*Written task*:
Would you quote every entry exactly, dropping only the pictures?

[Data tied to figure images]
+ + + + + + +
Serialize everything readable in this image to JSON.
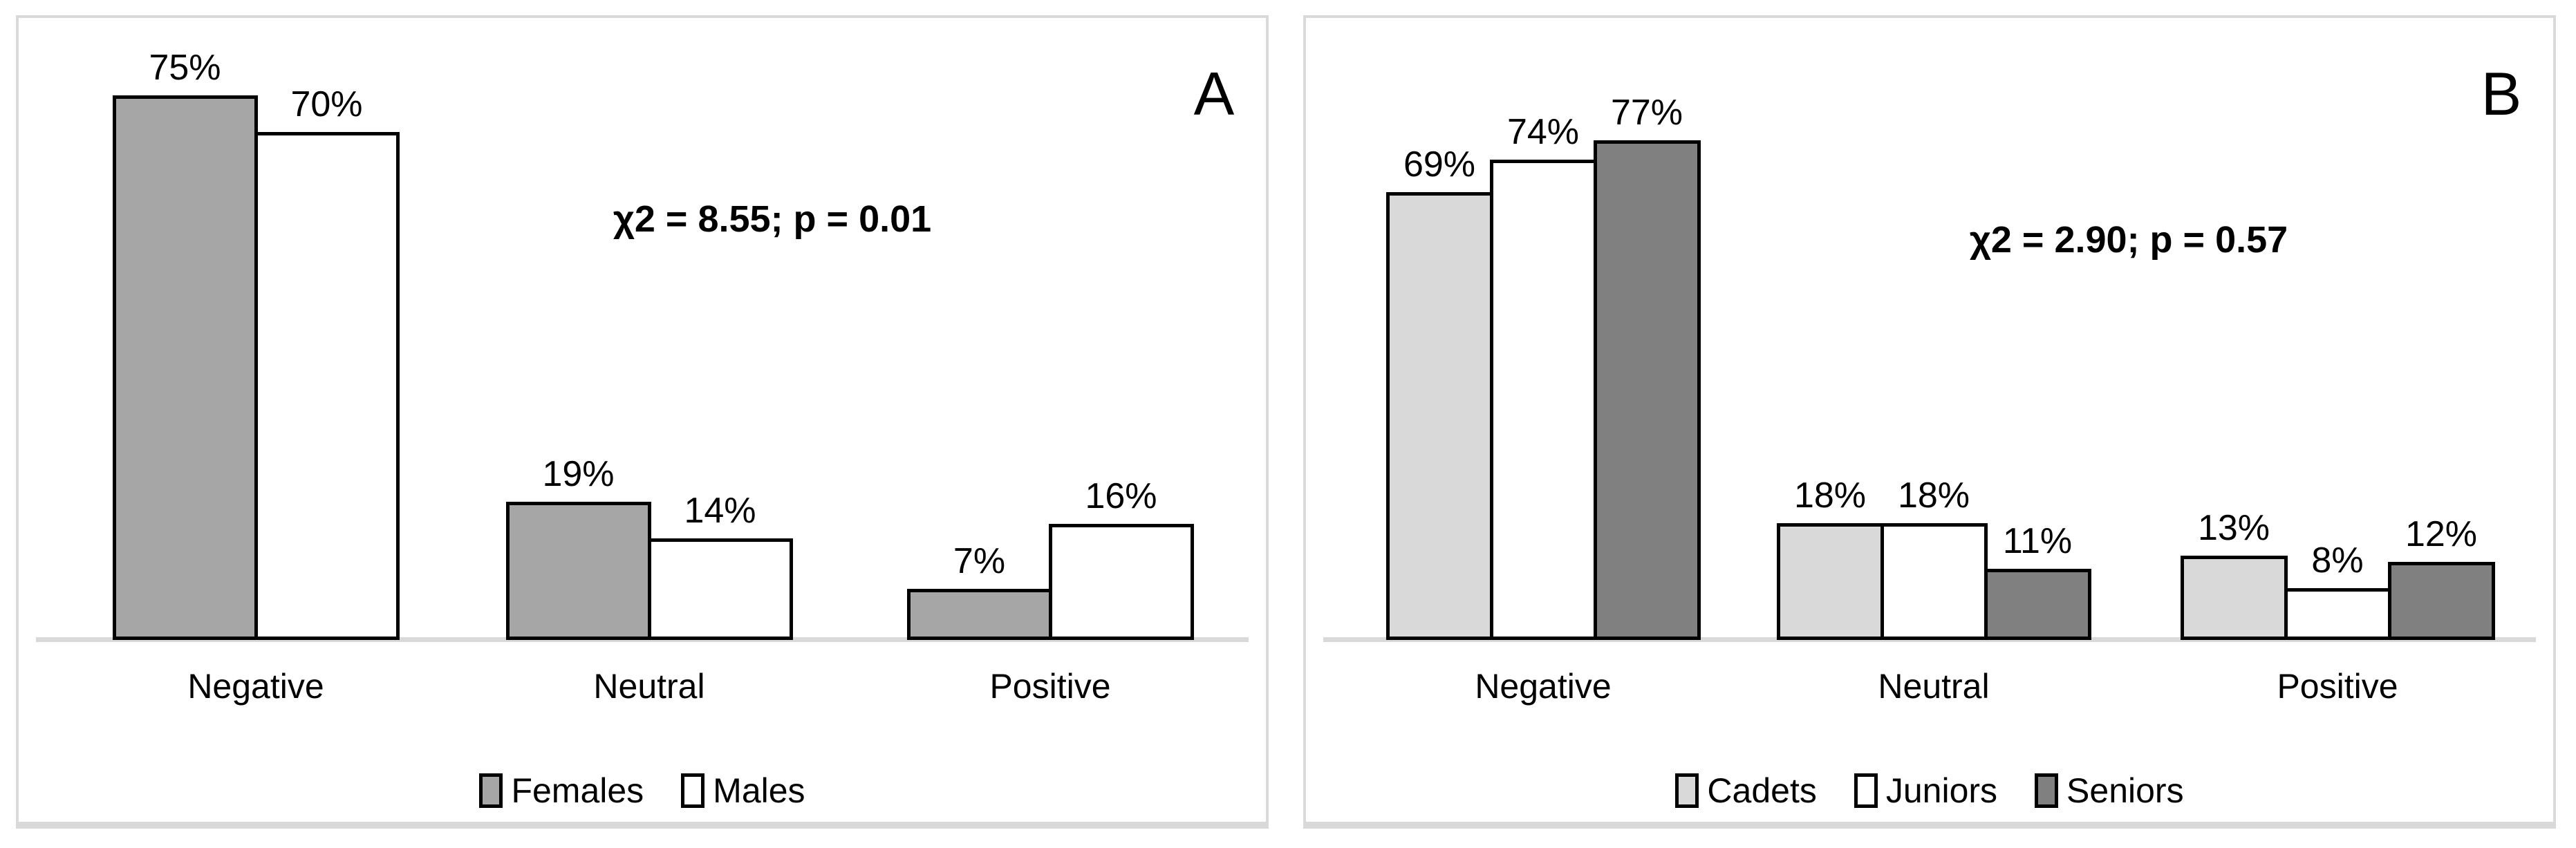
{
  "colors": {
    "text": "#000000",
    "bar_border": "#000000",
    "axis_line": "#d9d9d9",
    "panel_border": "#d9d9d9",
    "panel_background": "#ffffff",
    "females_fill": "#a6a6a6",
    "males_fill": "#ffffff",
    "cadets_fill": "#d9d9d9",
    "juniors_fill": "#ffffff",
    "seniors_fill": "#808080"
  },
  "chart_data": [
    {
      "type": "bar",
      "panel_label": "A",
      "annotation": "χ2 = 8.55; p = 0.01",
      "categories": [
        "Negative",
        "Neutral",
        "Positive"
      ],
      "series": [
        {
          "name": "Females",
          "fill": "#a6a6a6",
          "values": [
            75,
            19,
            7
          ]
        },
        {
          "name": "Males",
          "fill": "#ffffff",
          "values": [
            70,
            14,
            16
          ]
        }
      ],
      "value_suffix": "%",
      "ylabel": "",
      "xlabel": "",
      "ylim": [
        0,
        80
      ],
      "grid": false,
      "legend_position": "bottom"
    },
    {
      "type": "bar",
      "panel_label": "B",
      "annotation": "χ2 = 2.90; p = 0.57",
      "categories": [
        "Negative",
        "Neutral",
        "Positive"
      ],
      "series": [
        {
          "name": "Cadets",
          "fill": "#d9d9d9",
          "values": [
            69,
            18,
            13
          ]
        },
        {
          "name": "Juniors",
          "fill": "#ffffff",
          "values": [
            74,
            18,
            8
          ]
        },
        {
          "name": "Seniors",
          "fill": "#808080",
          "values": [
            77,
            11,
            12
          ]
        }
      ],
      "value_suffix": "%",
      "ylabel": "",
      "xlabel": "",
      "ylim": [
        0,
        90
      ],
      "grid": false,
      "legend_position": "bottom"
    }
  ]
}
+ + + + + + +
*Worked solution*:
Serialize everything readable in this image to JSON.
{
  "colors": {
    "text": "#000000",
    "bar_border": "#000000",
    "axis_line": "#d9d9d9",
    "panel_border": "#d9d9d9",
    "panel_background": "#ffffff",
    "females_fill": "#a6a6a6",
    "males_fill": "#ffffff",
    "cadets_fill": "#d9d9d9",
    "juniors_fill": "#ffffff",
    "seniors_fill": "#808080"
  },
  "chart_data": [
    {
      "type": "bar",
      "panel_label": "A",
      "annotation": "χ2 = 8.55; p = 0.01",
      "categories": [
        "Negative",
        "Neutral",
        "Positive"
      ],
      "series": [
        {
          "name": "Females",
          "fill": "#a6a6a6",
          "values": [
            75,
            19,
            7
          ]
        },
        {
          "name": "Males",
          "fill": "#ffffff",
          "values": [
            70,
            14,
            16
          ]
        }
      ],
      "value_suffix": "%",
      "ylabel": "",
      "xlabel": "",
      "ylim": [
        0,
        80
      ],
      "grid": false,
      "legend_position": "bottom"
    },
    {
      "type": "bar",
      "panel_label": "B",
      "annotation": "χ2 = 2.90; p = 0.57",
      "categories": [
        "Negative",
        "Neutral",
        "Positive"
      ],
      "series": [
        {
          "name": "Cadets",
          "fill": "#d9d9d9",
          "values": [
            69,
            18,
            13
          ]
        },
        {
          "name": "Juniors",
          "fill": "#ffffff",
          "values": [
            74,
            18,
            8
          ]
        },
        {
          "name": "Seniors",
          "fill": "#808080",
          "values": [
            77,
            11,
            12
          ]
        }
      ],
      "value_suffix": "%",
      "ylabel": "",
      "xlabel": "",
      "ylim": [
        0,
        90
      ],
      "grid": false,
      "legend_position": "bottom"
    }
  ]
}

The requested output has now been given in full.